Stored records
-- START --

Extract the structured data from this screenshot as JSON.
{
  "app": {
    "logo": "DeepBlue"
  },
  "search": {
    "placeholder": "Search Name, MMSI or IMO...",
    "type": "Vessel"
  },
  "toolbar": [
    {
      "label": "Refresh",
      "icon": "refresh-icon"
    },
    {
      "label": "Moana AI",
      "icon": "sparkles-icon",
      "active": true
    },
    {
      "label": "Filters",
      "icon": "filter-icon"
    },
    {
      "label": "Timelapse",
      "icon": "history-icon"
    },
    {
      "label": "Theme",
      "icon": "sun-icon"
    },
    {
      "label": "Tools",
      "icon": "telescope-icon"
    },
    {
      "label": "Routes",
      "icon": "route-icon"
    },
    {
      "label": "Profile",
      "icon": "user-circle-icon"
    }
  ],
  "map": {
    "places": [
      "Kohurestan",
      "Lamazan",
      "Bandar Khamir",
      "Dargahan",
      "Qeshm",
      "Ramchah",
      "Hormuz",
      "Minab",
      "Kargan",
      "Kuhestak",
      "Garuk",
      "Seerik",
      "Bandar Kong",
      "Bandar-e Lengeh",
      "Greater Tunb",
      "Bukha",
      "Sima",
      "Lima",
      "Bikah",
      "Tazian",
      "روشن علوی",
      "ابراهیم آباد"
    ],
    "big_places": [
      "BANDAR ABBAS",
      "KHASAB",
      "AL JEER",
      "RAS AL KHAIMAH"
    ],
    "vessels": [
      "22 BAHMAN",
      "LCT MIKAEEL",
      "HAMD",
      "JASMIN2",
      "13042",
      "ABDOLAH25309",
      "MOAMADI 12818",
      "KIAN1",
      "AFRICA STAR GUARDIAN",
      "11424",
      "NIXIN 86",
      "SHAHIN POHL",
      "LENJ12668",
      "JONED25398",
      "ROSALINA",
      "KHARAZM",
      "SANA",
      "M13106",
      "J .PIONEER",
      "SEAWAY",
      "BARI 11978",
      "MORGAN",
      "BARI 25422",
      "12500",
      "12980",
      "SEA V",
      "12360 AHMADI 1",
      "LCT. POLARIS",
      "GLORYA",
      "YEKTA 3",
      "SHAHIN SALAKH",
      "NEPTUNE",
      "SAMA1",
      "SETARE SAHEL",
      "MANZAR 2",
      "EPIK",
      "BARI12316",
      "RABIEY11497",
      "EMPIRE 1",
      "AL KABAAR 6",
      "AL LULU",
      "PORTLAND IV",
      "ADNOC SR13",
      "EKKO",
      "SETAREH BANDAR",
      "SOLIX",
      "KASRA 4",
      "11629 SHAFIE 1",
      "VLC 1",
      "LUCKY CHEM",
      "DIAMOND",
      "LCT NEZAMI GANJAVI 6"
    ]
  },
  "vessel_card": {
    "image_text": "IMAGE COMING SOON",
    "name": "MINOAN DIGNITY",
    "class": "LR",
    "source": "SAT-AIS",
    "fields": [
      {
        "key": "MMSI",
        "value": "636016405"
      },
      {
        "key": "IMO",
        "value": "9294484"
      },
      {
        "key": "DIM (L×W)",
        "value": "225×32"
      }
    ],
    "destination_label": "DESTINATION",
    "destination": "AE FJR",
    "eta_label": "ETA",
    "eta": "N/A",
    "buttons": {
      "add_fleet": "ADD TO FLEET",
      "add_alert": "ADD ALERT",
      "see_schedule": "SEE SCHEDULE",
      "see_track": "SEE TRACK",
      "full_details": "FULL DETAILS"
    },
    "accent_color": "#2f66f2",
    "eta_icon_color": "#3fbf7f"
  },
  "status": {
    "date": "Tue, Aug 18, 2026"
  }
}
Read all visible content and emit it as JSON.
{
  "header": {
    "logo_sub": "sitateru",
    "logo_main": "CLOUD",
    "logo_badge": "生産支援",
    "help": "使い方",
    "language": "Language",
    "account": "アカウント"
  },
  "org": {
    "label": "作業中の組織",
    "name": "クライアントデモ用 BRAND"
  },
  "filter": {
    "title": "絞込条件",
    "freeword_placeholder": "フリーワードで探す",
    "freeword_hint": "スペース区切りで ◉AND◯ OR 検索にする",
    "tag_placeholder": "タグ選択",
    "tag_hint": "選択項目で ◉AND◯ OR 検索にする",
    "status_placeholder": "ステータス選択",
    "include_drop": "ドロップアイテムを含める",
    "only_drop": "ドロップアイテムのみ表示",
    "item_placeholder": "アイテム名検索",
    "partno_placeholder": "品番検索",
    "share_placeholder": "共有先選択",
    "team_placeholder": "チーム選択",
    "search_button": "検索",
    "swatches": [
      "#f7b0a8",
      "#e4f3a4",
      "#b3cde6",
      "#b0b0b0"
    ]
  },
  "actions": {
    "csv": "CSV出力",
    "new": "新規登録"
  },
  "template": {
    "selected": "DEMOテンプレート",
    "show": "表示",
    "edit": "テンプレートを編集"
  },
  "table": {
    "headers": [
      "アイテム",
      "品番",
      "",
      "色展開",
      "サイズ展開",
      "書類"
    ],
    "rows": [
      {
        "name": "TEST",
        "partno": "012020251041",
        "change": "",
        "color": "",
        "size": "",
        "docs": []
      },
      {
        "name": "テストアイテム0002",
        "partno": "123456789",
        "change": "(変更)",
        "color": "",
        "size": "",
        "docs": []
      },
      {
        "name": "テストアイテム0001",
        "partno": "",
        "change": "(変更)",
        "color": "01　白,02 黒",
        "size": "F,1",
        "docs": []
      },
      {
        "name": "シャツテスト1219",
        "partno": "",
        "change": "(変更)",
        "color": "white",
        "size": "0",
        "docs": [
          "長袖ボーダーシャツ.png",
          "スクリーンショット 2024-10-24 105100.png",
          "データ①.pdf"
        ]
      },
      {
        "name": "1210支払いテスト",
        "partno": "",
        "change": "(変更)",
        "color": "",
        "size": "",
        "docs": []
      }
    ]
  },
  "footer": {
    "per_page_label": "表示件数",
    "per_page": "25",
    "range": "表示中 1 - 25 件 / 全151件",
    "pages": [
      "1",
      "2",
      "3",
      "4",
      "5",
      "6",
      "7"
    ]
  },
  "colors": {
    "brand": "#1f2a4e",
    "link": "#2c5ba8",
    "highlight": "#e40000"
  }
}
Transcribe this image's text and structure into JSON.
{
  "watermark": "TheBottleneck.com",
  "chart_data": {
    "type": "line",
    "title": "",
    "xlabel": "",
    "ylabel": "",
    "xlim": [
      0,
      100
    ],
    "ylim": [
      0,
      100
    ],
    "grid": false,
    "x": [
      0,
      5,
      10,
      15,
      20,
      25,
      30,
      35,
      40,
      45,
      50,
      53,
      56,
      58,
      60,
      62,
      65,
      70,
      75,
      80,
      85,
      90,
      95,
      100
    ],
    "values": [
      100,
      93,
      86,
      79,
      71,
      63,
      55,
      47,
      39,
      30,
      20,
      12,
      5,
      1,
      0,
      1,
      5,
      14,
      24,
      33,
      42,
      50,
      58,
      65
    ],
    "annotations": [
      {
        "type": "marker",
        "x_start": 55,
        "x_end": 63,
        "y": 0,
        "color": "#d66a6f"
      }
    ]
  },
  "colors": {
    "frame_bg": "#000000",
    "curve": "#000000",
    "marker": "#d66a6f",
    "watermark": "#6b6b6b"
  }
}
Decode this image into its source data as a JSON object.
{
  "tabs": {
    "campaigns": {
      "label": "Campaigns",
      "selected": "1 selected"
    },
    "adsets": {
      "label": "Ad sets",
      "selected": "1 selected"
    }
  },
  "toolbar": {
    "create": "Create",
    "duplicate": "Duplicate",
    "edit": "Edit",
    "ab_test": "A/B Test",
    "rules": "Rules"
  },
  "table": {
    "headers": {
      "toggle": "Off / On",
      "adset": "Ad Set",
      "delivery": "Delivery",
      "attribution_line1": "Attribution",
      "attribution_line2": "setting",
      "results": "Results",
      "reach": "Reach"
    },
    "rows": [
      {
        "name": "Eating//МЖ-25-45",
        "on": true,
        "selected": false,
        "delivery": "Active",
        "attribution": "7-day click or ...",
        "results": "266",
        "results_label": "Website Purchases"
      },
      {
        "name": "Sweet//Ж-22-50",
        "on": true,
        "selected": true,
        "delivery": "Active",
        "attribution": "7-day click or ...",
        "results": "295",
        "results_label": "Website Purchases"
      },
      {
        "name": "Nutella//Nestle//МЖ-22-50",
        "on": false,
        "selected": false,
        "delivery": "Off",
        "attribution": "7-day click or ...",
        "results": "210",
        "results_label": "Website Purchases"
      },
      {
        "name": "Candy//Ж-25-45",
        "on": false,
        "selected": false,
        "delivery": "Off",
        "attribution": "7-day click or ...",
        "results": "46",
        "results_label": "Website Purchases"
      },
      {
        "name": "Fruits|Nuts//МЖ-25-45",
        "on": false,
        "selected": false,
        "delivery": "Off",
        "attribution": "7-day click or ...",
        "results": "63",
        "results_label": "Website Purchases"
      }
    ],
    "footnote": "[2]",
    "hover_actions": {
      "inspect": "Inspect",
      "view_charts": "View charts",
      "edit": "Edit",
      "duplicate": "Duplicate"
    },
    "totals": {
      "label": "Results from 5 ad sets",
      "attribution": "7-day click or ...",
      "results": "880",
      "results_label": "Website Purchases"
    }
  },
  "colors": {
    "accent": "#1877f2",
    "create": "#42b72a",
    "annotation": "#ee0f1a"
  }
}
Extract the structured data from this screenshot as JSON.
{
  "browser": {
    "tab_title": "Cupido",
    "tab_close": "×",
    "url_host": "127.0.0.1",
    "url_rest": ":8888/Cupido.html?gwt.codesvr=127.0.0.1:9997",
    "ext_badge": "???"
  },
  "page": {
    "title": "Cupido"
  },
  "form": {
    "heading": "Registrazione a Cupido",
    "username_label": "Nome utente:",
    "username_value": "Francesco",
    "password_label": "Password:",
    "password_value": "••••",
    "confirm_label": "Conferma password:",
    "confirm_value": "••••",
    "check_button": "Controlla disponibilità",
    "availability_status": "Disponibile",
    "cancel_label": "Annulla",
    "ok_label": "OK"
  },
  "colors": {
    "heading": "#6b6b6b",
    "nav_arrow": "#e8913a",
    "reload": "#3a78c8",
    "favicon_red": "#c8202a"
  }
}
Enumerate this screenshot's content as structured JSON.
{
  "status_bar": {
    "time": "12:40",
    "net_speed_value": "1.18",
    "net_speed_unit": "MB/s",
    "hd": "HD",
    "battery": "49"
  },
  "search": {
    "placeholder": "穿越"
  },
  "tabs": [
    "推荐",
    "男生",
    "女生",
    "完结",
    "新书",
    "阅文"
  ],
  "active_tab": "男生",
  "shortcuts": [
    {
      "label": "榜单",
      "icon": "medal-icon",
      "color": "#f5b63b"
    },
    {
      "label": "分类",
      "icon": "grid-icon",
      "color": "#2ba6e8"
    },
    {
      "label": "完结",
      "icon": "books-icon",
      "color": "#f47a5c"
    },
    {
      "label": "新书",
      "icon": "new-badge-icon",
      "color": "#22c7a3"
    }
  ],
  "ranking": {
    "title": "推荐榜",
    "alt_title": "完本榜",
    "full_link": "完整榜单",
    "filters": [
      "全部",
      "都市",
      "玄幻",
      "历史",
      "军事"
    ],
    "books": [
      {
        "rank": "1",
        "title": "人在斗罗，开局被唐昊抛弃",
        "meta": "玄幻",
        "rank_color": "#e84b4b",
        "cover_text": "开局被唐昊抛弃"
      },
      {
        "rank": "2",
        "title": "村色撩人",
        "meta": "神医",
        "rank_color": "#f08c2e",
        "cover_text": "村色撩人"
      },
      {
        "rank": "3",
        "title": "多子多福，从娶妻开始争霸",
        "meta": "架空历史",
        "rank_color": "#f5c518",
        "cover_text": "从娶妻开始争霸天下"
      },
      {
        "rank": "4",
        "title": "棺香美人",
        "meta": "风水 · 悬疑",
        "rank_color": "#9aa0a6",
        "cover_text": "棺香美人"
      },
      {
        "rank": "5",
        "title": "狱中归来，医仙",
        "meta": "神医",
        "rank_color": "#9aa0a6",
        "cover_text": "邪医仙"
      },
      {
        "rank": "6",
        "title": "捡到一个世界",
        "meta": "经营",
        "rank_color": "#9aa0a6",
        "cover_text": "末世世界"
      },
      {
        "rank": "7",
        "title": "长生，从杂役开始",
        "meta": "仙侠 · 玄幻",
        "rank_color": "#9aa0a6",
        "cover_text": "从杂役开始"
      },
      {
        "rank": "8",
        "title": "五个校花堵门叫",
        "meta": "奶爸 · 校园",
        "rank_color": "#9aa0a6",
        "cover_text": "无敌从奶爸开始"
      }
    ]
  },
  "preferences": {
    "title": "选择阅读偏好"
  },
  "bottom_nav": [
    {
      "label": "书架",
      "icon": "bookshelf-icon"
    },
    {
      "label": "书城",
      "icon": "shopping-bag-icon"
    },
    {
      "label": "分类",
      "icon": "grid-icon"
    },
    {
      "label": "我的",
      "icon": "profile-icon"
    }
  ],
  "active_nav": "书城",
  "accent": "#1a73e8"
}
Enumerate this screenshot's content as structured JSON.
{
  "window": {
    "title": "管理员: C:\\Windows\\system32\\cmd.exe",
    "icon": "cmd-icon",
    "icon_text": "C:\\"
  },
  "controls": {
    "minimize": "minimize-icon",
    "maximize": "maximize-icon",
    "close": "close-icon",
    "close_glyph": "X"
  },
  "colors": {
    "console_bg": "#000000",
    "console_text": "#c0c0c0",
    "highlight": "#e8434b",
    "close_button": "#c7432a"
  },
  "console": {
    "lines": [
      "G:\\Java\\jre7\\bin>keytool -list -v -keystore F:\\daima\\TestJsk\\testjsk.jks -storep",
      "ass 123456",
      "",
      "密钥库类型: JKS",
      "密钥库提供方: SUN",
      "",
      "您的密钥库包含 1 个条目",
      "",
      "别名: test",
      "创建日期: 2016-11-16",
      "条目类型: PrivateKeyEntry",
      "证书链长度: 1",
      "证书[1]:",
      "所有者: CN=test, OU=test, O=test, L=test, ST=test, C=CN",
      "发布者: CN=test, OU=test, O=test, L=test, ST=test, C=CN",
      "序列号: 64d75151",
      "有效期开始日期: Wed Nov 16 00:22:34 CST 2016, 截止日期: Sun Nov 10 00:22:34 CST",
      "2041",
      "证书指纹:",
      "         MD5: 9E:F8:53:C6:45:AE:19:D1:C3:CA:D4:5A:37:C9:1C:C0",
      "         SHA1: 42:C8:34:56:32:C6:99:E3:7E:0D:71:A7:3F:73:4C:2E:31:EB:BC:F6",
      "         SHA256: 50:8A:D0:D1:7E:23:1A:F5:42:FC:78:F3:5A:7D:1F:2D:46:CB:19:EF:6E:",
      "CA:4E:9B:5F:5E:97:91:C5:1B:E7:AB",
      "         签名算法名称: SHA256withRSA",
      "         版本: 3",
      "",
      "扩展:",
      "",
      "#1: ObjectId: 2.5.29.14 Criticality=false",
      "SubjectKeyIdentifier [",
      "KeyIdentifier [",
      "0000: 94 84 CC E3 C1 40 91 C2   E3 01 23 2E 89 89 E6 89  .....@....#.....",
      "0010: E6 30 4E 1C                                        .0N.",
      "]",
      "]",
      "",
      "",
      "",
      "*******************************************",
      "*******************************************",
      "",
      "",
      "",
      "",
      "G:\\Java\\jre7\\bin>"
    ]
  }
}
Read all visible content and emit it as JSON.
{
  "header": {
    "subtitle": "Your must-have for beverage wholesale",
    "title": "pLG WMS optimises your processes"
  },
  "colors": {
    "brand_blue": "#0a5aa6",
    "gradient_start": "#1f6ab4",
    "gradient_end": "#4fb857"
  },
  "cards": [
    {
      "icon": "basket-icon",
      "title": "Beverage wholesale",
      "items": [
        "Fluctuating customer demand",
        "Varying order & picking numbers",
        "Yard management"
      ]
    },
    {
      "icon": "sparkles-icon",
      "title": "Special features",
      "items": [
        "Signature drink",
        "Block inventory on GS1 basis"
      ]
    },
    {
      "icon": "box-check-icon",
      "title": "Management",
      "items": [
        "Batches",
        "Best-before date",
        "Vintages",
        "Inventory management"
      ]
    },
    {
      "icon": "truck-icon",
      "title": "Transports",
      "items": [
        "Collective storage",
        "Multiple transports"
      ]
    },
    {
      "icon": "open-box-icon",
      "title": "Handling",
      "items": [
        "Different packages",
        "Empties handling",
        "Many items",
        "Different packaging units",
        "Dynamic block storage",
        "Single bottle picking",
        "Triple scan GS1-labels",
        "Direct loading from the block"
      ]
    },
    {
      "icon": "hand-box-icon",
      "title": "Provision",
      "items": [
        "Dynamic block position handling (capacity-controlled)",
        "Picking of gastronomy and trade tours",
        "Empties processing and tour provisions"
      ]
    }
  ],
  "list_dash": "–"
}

-- END --

The word "MMSI" may occur in lines of the records. Report how many such lines there are, giving only the number.

- Written answer: 2